__The request__:
Only lines holding the word "buying" should be copied from the material.

__Stored data__:
+++++

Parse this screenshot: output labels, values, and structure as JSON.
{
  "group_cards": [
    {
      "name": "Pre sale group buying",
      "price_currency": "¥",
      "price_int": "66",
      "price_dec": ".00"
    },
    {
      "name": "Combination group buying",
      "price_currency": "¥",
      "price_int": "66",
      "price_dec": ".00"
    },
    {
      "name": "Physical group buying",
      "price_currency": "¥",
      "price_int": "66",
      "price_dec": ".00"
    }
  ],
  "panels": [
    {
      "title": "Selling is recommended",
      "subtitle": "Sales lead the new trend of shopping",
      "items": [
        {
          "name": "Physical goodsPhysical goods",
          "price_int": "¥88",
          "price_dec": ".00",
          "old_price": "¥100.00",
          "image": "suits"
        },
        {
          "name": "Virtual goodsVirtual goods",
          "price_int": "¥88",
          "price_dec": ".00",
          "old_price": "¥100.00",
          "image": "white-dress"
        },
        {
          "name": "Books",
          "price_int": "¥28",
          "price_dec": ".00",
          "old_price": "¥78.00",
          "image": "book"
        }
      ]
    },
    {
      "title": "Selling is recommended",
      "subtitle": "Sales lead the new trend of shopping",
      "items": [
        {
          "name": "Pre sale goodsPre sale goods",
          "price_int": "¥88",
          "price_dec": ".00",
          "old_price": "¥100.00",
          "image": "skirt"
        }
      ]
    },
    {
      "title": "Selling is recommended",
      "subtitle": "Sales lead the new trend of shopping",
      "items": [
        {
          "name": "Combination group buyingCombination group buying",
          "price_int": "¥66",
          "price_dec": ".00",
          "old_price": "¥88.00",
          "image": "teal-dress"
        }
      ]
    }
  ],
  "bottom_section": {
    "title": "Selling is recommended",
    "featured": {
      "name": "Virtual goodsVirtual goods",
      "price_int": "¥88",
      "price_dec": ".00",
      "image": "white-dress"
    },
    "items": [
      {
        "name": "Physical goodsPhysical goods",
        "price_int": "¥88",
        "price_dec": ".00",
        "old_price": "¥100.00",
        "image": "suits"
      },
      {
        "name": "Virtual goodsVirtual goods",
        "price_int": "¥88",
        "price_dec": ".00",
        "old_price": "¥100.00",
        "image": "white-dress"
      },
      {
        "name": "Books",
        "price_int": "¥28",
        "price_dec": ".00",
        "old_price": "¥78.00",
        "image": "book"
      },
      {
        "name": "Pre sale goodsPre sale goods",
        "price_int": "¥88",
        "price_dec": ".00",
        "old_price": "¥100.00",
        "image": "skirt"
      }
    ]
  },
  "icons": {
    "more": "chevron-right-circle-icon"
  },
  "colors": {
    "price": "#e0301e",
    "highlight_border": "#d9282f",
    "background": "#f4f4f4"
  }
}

+++++

__Exercise output__:
      "name": "Pre sale group buying",
      "name": "Combination group buying",
      "name": "Physical group buying",
          "name": "Combination group buyingCombination group buying",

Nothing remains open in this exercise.